▶ [PROBLEM DETAILS] Below are the entries; count the lines in them that contain the word "could" and give only the number.

━━━━━━━━━━━━━━━━━━━━

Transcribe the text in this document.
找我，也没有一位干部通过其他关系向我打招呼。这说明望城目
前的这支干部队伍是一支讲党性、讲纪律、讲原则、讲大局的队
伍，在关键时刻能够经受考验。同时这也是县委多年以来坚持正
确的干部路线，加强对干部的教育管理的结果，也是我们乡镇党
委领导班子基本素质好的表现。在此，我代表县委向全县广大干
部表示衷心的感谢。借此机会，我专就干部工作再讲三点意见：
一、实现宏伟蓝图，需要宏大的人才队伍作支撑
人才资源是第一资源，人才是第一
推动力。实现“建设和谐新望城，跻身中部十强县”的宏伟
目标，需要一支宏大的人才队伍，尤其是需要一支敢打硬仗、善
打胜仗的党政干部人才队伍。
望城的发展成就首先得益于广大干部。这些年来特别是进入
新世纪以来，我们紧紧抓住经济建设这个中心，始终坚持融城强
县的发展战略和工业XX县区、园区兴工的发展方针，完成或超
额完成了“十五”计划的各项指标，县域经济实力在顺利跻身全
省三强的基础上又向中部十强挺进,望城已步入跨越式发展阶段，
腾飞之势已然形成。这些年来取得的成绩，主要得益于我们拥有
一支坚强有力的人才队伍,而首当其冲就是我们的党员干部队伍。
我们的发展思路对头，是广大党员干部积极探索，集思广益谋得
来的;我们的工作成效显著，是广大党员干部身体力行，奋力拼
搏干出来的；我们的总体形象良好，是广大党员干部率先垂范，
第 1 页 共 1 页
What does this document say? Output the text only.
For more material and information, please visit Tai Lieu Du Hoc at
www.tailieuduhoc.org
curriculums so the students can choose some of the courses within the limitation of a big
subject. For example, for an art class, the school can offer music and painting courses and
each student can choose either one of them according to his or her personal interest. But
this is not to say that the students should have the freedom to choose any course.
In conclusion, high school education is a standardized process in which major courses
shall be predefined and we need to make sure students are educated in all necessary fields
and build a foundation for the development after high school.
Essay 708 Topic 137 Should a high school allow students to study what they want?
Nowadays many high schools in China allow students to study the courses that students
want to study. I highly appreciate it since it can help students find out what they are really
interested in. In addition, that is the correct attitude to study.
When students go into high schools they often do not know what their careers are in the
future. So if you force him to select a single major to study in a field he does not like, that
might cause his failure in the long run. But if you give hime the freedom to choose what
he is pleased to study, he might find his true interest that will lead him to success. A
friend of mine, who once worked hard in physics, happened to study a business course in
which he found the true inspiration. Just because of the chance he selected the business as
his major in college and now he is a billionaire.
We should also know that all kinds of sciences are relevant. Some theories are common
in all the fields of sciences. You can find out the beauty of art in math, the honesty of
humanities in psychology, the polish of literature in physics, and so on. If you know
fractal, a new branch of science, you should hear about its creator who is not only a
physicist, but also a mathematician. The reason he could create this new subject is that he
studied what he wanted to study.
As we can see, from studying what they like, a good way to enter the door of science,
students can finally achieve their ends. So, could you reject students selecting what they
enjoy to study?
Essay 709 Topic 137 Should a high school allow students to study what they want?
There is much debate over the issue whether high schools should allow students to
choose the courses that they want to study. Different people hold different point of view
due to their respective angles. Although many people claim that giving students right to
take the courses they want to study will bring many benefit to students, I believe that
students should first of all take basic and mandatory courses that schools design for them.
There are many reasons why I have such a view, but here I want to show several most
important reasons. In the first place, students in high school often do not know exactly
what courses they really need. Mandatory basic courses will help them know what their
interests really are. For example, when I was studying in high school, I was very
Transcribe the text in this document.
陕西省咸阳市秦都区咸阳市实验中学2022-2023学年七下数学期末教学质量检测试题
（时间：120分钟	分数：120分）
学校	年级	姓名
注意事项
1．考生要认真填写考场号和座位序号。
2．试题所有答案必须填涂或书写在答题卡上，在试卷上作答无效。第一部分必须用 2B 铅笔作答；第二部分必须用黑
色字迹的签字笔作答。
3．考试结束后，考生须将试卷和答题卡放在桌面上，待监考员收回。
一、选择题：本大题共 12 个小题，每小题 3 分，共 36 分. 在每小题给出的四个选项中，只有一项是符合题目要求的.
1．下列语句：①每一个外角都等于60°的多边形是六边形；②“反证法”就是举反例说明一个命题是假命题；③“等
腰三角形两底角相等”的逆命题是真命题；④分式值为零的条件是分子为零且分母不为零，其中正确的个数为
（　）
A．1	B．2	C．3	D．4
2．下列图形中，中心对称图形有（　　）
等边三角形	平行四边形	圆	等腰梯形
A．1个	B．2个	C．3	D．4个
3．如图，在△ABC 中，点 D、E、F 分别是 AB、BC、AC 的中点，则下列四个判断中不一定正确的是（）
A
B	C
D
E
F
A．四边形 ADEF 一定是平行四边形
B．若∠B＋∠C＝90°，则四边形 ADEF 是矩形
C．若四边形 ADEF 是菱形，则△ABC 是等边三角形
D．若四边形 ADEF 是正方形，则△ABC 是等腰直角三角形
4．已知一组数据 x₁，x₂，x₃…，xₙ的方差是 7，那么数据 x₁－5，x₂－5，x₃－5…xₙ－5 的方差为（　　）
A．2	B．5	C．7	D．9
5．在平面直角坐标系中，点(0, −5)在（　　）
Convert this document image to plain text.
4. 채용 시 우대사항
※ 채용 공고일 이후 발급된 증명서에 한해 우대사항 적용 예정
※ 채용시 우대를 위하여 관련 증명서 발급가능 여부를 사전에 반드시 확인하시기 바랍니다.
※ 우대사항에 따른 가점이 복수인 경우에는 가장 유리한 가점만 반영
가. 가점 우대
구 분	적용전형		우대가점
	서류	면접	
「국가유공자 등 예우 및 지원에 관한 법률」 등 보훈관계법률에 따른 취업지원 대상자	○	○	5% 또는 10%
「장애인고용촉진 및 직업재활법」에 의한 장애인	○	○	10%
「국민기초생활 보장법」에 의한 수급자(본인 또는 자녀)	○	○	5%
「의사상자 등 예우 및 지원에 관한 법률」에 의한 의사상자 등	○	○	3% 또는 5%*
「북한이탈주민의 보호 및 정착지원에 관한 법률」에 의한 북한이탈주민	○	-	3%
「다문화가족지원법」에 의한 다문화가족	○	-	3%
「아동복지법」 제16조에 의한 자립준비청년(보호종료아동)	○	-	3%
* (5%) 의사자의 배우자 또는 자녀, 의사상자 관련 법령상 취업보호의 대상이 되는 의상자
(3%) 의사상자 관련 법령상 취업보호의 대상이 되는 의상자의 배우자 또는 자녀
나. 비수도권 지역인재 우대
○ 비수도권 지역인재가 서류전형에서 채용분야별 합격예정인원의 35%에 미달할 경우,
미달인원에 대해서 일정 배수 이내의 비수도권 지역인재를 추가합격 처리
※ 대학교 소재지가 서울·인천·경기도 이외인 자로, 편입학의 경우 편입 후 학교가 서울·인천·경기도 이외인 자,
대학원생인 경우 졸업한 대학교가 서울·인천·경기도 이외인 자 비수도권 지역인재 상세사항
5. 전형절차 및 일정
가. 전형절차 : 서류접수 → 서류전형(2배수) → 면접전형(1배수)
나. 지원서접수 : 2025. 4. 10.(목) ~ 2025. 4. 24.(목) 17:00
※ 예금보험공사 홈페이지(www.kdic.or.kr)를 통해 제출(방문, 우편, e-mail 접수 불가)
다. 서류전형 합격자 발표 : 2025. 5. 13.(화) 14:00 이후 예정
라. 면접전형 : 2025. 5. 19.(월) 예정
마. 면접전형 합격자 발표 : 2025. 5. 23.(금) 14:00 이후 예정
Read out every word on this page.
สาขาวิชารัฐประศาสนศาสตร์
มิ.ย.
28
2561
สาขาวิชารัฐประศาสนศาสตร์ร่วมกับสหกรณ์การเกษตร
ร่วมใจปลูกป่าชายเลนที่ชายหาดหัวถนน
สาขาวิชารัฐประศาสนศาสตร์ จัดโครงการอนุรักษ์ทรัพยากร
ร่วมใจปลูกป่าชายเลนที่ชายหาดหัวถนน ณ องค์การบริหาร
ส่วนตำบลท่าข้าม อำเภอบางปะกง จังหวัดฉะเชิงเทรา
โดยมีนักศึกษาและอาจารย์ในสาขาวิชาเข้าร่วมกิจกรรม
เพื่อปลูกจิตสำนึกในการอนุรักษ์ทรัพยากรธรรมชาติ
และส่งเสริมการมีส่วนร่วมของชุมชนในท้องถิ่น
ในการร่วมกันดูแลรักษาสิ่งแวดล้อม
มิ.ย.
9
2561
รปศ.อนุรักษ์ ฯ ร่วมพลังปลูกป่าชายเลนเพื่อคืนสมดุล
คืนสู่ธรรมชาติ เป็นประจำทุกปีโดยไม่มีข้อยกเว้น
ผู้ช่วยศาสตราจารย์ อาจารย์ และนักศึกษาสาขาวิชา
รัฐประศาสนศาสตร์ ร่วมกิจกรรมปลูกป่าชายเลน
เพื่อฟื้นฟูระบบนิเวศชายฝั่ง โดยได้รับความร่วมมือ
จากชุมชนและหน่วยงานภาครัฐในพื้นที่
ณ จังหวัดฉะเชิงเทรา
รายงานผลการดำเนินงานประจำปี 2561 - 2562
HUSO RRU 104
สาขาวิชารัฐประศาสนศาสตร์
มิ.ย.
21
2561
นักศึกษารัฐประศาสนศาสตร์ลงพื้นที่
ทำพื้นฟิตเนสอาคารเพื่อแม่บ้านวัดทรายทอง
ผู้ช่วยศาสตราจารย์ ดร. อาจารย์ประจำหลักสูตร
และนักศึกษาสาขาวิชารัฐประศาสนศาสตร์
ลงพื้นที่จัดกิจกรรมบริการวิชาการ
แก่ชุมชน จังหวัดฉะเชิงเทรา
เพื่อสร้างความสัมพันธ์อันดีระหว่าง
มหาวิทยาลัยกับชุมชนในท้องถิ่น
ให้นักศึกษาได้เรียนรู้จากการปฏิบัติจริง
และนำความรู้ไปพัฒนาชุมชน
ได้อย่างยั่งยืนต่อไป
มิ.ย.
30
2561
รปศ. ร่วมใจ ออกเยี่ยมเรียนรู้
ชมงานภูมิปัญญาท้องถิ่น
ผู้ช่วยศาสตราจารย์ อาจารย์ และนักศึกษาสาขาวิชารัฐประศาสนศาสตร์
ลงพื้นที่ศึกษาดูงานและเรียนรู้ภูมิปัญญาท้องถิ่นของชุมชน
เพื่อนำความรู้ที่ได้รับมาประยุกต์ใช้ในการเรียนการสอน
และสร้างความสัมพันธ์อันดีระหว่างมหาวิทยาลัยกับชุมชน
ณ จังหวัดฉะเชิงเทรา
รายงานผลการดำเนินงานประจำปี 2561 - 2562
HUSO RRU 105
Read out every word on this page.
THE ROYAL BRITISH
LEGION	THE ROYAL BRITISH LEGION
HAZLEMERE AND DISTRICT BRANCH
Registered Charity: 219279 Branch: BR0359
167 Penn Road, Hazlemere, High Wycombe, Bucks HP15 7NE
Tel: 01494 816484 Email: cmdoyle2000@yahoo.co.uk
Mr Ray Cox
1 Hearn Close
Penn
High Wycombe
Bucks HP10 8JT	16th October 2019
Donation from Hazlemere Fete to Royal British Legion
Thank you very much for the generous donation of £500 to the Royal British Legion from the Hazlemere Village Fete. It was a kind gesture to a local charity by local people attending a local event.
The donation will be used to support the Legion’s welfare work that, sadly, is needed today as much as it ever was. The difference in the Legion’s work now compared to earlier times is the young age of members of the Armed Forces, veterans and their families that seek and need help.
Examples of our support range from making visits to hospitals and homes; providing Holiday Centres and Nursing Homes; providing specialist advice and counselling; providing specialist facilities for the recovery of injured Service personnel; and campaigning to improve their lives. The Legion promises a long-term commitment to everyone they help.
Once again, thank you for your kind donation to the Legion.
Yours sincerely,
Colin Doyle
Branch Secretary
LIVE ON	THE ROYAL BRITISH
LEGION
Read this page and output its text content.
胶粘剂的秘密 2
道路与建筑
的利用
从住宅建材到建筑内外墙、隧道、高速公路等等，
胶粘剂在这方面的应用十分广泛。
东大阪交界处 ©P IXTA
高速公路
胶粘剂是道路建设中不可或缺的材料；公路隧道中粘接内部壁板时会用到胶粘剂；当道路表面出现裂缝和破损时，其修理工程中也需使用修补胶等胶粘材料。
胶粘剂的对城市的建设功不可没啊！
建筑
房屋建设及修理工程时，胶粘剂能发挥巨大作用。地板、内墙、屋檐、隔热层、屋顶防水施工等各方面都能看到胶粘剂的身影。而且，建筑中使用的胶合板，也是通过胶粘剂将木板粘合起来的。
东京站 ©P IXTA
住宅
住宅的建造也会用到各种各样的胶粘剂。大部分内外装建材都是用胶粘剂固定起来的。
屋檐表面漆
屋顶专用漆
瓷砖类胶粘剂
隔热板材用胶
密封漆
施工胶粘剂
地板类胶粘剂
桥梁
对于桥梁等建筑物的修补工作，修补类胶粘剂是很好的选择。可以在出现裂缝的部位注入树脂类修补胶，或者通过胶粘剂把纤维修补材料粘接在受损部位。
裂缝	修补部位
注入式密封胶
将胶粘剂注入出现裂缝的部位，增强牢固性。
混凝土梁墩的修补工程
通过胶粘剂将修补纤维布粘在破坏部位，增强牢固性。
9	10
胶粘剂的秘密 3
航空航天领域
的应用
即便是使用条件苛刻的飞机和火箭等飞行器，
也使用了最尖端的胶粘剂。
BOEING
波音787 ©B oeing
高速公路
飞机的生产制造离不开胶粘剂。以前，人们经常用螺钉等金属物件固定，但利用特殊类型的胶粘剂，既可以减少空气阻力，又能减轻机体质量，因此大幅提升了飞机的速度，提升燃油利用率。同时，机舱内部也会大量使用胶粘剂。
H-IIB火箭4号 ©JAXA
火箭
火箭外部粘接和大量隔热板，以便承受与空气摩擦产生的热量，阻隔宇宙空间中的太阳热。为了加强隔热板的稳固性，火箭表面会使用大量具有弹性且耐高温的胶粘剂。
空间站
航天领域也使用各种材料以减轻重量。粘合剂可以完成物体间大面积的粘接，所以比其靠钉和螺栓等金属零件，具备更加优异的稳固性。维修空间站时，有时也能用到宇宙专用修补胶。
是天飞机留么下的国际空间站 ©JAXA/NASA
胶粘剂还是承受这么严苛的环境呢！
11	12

━━━━━━━━━━━━━━━━━━━━

▶ [OUTPUT OF THE TASK] 2